What this task involves: Write the records below out in full, character for character, with no pictures.

# start of Materials provided

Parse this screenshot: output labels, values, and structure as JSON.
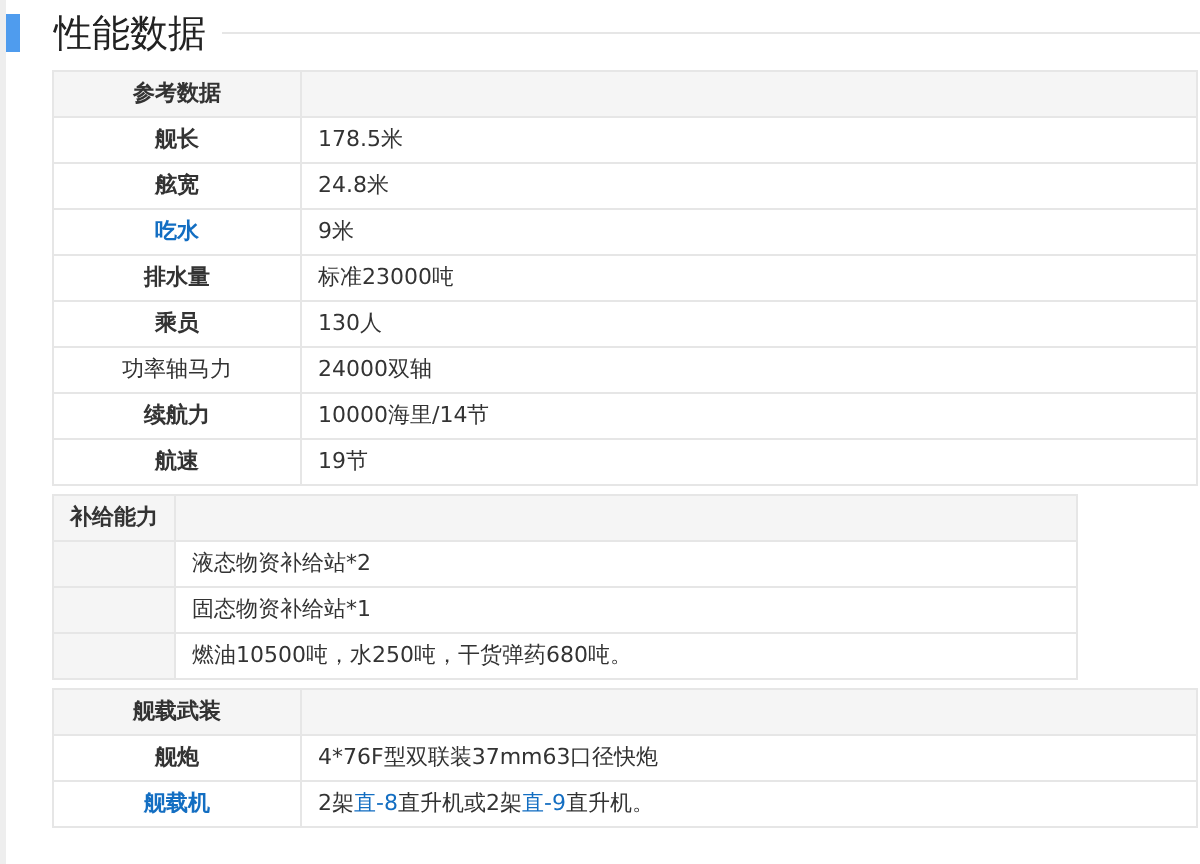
{
  "heading": "性能数据",
  "tables": [
    {
      "header": "参考数据",
      "rows": [
        {
          "label": {
            "text": "舰长",
            "kind": "bold"
          },
          "value": [
            {
              "text": "178.5米",
              "link": false
            }
          ]
        },
        {
          "label": {
            "text": "舷宽",
            "kind": "bold"
          },
          "value": [
            {
              "text": "24.8米",
              "link": false
            }
          ]
        },
        {
          "label": {
            "text": "吃水",
            "kind": "link"
          },
          "value": [
            {
              "text": "9米",
              "link": false
            }
          ]
        },
        {
          "label": {
            "text": "排水量",
            "kind": "bold"
          },
          "value": [
            {
              "text": "标准23000吨",
              "link": false
            }
          ]
        },
        {
          "label": {
            "text": "乘员",
            "kind": "bold"
          },
          "value": [
            {
              "text": "130人",
              "link": false
            }
          ]
        },
        {
          "label": {
            "text": "功率轴马力",
            "kind": "normal"
          },
          "value": [
            {
              "text": "24000双轴",
              "link": false
            }
          ]
        },
        {
          "label": {
            "text": "续航力",
            "kind": "bold"
          },
          "value": [
            {
              "text": "10000海里/14节",
              "link": false
            }
          ]
        },
        {
          "label": {
            "text": "航速",
            "kind": "bold"
          },
          "value": [
            {
              "text": "19节",
              "link": false
            }
          ]
        }
      ]
    },
    {
      "header": "补给能力",
      "rows": [
        {
          "value": [
            {
              "text": "液态物资补给站*2",
              "link": false
            }
          ]
        },
        {
          "value": [
            {
              "text": "固态物资补给站*1",
              "link": false
            }
          ]
        },
        {
          "value": [
            {
              "text": "燃油10500吨，水250吨，干货弹药680吨。",
              "link": false
            }
          ]
        }
      ]
    },
    {
      "header": "舰载武装",
      "rows": [
        {
          "label": {
            "text": "舰炮",
            "kind": "bold"
          },
          "value": [
            {
              "text": "4*76F型双联装37mm63口径快炮",
              "link": false
            }
          ]
        },
        {
          "label": {
            "text": "舰载机",
            "kind": "link"
          },
          "value": [
            {
              "text": "2架",
              "link": false
            },
            {
              "text": "直-8",
              "link": true
            },
            {
              "text": "直升机或2架",
              "link": false
            },
            {
              "text": "直-9",
              "link": true
            },
            {
              "text": "直升机。",
              "link": false
            }
          ]
        }
      ]
    }
  ]
}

# end of Materials provided

Response:
Parse this screenshot: output labels, values, and structure as JSON.
{
  "heading": "性能数据",
  "tables": [
    {
      "header": "参考数据",
      "rows": [
        {
          "label": {
            "text": "舰长",
            "kind": "bold"
          },
          "value": [
            {
              "text": "178.5米",
              "link": false
            }
          ]
        },
        {
          "label": {
            "text": "舷宽",
            "kind": "bold"
          },
          "value": [
            {
              "text": "24.8米",
              "link": false
            }
          ]
        },
        {
          "label": {
            "text": "吃水",
            "kind": "link"
          },
          "value": [
            {
              "text": "9米",
              "link": false
            }
          ]
        },
        {
          "label": {
            "text": "排水量",
            "kind": "bold"
          },
          "value": [
            {
              "text": "标准23000吨",
              "link": false
            }
          ]
        },
        {
          "label": {
            "text": "乘员",
            "kind": "bold"
          },
          "value": [
            {
              "text": "130人",
              "link": false
            }
          ]
        },
        {
          "label": {
            "text": "功率轴马力",
            "kind": "normal"
          },
          "value": [
            {
              "text": "24000双轴",
              "link": false
            }
          ]
        },
        {
          "label": {
            "text": "续航力",
            "kind": "bold"
          },
          "value": [
            {
              "text": "10000海里/14节",
              "link": false
            }
          ]
        },
        {
          "label": {
            "text": "航速",
            "kind": "bold"
          },
          "value": [
            {
              "text": "19节",
              "link": false
            }
          ]
        }
      ]
    },
    {
      "header": "补给能力",
      "rows": [
        {
          "value": [
            {
              "text": "液态物资补给站*2",
              "link": false
            }
          ]
        },
        {
          "value": [
            {
              "text": "固态物资补给站*1",
              "link": false
            }
          ]
        },
        {
          "value": [
            {
              "text": "燃油10500吨，水250吨，干货弹药680吨。",
              "link": false
            }
          ]
        }
      ]
    },
    {
      "header": "舰载武装",
      "rows": [
        {
          "label": {
            "text": "舰炮",
            "kind": "bold"
          },
          "value": [
            {
              "text": "4*76F型双联装37mm63口径快炮",
              "link": false
            }
          ]
        },
        {
          "label": {
            "text": "舰载机",
            "kind": "link"
          },
          "value": [
            {
              "text": "2架",
              "link": false
            },
            {
              "text": "直-8",
              "link": true
            },
            {
              "text": "直升机或2架",
              "link": false
            },
            {
              "text": "直-9",
              "link": true
            },
            {
              "text": "直升机。",
              "link": false
            }
          ]
        }
      ]
    }
  ]
}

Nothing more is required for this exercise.